>> Start

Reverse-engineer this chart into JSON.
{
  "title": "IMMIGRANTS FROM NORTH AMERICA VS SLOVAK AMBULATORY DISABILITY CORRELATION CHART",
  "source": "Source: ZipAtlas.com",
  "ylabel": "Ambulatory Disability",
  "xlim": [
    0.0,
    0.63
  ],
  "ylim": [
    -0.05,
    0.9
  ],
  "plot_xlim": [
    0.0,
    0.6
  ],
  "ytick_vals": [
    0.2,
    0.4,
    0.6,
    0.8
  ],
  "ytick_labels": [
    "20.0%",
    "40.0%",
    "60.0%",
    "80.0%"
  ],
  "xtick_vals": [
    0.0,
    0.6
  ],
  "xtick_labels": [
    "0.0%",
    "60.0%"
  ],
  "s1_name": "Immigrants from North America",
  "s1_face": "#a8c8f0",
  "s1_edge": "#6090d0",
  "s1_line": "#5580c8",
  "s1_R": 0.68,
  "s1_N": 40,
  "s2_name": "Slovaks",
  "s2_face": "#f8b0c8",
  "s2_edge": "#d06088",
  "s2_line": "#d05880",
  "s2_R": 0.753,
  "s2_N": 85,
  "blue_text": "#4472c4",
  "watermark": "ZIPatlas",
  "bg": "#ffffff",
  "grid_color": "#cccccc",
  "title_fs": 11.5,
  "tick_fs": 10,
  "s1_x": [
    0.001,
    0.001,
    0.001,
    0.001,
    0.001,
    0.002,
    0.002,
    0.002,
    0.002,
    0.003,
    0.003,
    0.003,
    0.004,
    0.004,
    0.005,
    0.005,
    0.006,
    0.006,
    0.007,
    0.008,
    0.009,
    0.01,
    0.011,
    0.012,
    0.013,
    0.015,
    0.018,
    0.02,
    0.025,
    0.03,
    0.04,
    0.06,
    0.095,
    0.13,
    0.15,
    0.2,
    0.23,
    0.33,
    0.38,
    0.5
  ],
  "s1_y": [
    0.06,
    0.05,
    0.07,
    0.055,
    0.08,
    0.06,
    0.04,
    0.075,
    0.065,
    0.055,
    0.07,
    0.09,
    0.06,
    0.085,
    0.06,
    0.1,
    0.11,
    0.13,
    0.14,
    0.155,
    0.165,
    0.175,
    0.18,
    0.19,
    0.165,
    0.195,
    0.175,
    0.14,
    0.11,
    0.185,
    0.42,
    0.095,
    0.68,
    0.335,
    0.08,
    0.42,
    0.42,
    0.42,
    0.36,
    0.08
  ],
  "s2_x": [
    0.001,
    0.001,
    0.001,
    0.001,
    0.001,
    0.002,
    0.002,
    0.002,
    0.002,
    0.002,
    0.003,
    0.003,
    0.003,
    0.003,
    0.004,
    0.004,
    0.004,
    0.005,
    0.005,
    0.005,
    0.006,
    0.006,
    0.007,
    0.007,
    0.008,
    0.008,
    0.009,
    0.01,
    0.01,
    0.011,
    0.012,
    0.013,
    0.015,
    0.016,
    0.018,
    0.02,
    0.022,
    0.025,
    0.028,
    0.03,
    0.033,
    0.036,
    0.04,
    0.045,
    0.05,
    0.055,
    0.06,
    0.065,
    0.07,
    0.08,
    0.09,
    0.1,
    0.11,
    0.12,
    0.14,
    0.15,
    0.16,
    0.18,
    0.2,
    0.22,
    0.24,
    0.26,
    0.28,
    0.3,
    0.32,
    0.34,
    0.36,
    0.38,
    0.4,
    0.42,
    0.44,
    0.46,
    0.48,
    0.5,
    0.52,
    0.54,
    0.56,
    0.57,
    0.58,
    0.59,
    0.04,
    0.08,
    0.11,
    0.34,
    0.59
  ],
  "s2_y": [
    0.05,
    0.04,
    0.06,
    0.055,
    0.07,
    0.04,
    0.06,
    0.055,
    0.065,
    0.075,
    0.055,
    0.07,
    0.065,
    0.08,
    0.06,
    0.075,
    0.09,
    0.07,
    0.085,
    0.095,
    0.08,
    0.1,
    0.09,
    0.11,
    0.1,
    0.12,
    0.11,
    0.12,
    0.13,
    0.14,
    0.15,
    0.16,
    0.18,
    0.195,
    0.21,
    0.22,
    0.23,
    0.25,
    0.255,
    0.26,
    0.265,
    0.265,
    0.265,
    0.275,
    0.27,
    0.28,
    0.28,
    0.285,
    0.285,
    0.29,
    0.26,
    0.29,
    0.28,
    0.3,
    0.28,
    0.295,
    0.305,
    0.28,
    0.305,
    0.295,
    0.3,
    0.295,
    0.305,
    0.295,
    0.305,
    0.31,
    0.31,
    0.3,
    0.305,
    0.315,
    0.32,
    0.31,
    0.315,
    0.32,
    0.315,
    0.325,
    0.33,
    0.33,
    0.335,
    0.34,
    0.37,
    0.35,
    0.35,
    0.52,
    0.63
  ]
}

>> End

> Task prompt: Write out the entire listing exactly.

> Response to the exercise:
Reverse-engineer this chart into JSON.
{
  "title": "IMMIGRANTS FROM NORTH AMERICA VS SLOVAK AMBULATORY DISABILITY CORRELATION CHART",
  "source": "Source: ZipAtlas.com",
  "ylabel": "Ambulatory Disability",
  "xlim": [
    0.0,
    0.63
  ],
  "ylim": [
    -0.05,
    0.9
  ],
  "plot_xlim": [
    0.0,
    0.6
  ],
  "ytick_vals": [
    0.2,
    0.4,
    0.6,
    0.8
  ],
  "ytick_labels": [
    "20.0%",
    "40.0%",
    "60.0%",
    "80.0%"
  ],
  "xtick_vals": [
    0.0,
    0.6
  ],
  "xtick_labels": [
    "0.0%",
    "60.0%"
  ],
  "s1_name": "Immigrants from North America",
  "s1_face": "#a8c8f0",
  "s1_edge": "#6090d0",
  "s1_line": "#5580c8",
  "s1_R": 0.68,
  "s1_N": 40,
  "s2_name": "Slovaks",
  "s2_face": "#f8b0c8",
  "s2_edge": "#d06088",
  "s2_line": "#d05880",
  "s2_R": 0.753,
  "s2_N": 85,
  "blue_text": "#4472c4",
  "watermark": "ZIPatlas",
  "bg": "#ffffff",
  "grid_color": "#cccccc",
  "title_fs": 11.5,
  "tick_fs": 10,
  "s1_x": [
    0.001,
    0.001,
    0.001,
    0.001,
    0.001,
    0.002,
    0.002,
    0.002,
    0.002,
    0.003,
    0.003,
    0.003,
    0.004,
    0.004,
    0.005,
    0.005,
    0.006,
    0.006,
    0.007,
    0.008,
    0.009,
    0.01,
    0.011,
    0.012,
    0.013,
    0.015,
    0.018,
    0.02,
    0.025,
    0.03,
    0.04,
    0.06,
    0.095,
    0.13,
    0.15,
    0.2,
    0.23,
    0.33,
    0.38,
    0.5
  ],
  "s1_y": [
    0.06,
    0.05,
    0.07,
    0.055,
    0.08,
    0.06,
    0.04,
    0.075,
    0.065,
    0.055,
    0.07,
    0.09,
    0.06,
    0.085,
    0.06,
    0.1,
    0.11,
    0.13,
    0.14,
    0.155,
    0.165,
    0.175,
    0.18,
    0.19,
    0.165,
    0.195,
    0.175,
    0.14,
    0.11,
    0.185,
    0.42,
    0.095,
    0.68,
    0.335,
    0.08,
    0.42,
    0.42,
    0.42,
    0.36,
    0.08
  ],
  "s2_x": [
    0.001,
    0.001,
    0.001,
    0.001,
    0.001,
    0.002,
    0.002,
    0.002,
    0.002,
    0.002,
    0.003,
    0.003,
    0.003,
    0.003,
    0.004,
    0.004,
    0.004,
    0.005,
    0.005,
    0.005,
    0.006,
    0.006,
    0.007,
    0.007,
    0.008,
    0.008,
    0.009,
    0.01,
    0.01,
    0.011,
    0.012,
    0.013,
    0.015,
    0.016,
    0.018,
    0.02,
    0.022,
    0.025,
    0.028,
    0.03,
    0.033,
    0.036,
    0.04,
    0.045,
    0.05,
    0.055,
    0.06,
    0.065,
    0.07,
    0.08,
    0.09,
    0.1,
    0.11,
    0.12,
    0.14,
    0.15,
    0.16,
    0.18,
    0.2,
    0.22,
    0.24,
    0.26,
    0.28,
    0.3,
    0.32,
    0.34,
    0.36,
    0.38,
    0.4,
    0.42,
    0.44,
    0.46,
    0.48,
    0.5,
    0.52,
    0.54,
    0.56,
    0.57,
    0.58,
    0.59,
    0.04,
    0.08,
    0.11,
    0.34,
    0.59
  ],
  "s2_y": [
    0.05,
    0.04,
    0.06,
    0.055,
    0.07,
    0.04,
    0.06,
    0.055,
    0.065,
    0.075,
    0.055,
    0.07,
    0.065,
    0.08,
    0.06,
    0.075,
    0.09,
    0.07,
    0.085,
    0.095,
    0.08,
    0.1,
    0.09,
    0.11,
    0.1,
    0.12,
    0.11,
    0.12,
    0.13,
    0.14,
    0.15,
    0.16,
    0.18,
    0.195,
    0.21,
    0.22,
    0.23,
    0.25,
    0.255,
    0.26,
    0.265,
    0.265,
    0.265,
    0.275,
    0.27,
    0.28,
    0.28,
    0.285,
    0.285,
    0.29,
    0.26,
    0.29,
    0.28,
    0.3,
    0.28,
    0.295,
    0.305,
    0.28,
    0.305,
    0.295,
    0.3,
    0.295,
    0.305,
    0.295,
    0.305,
    0.31,
    0.31,
    0.3,
    0.305,
    0.315,
    0.32,
    0.31,
    0.315,
    0.32,
    0.315,
    0.325,
    0.33,
    0.33,
    0.335,
    0.34,
    0.37,
    0.35,
    0.35,
    0.52,
    0.63
  ]
}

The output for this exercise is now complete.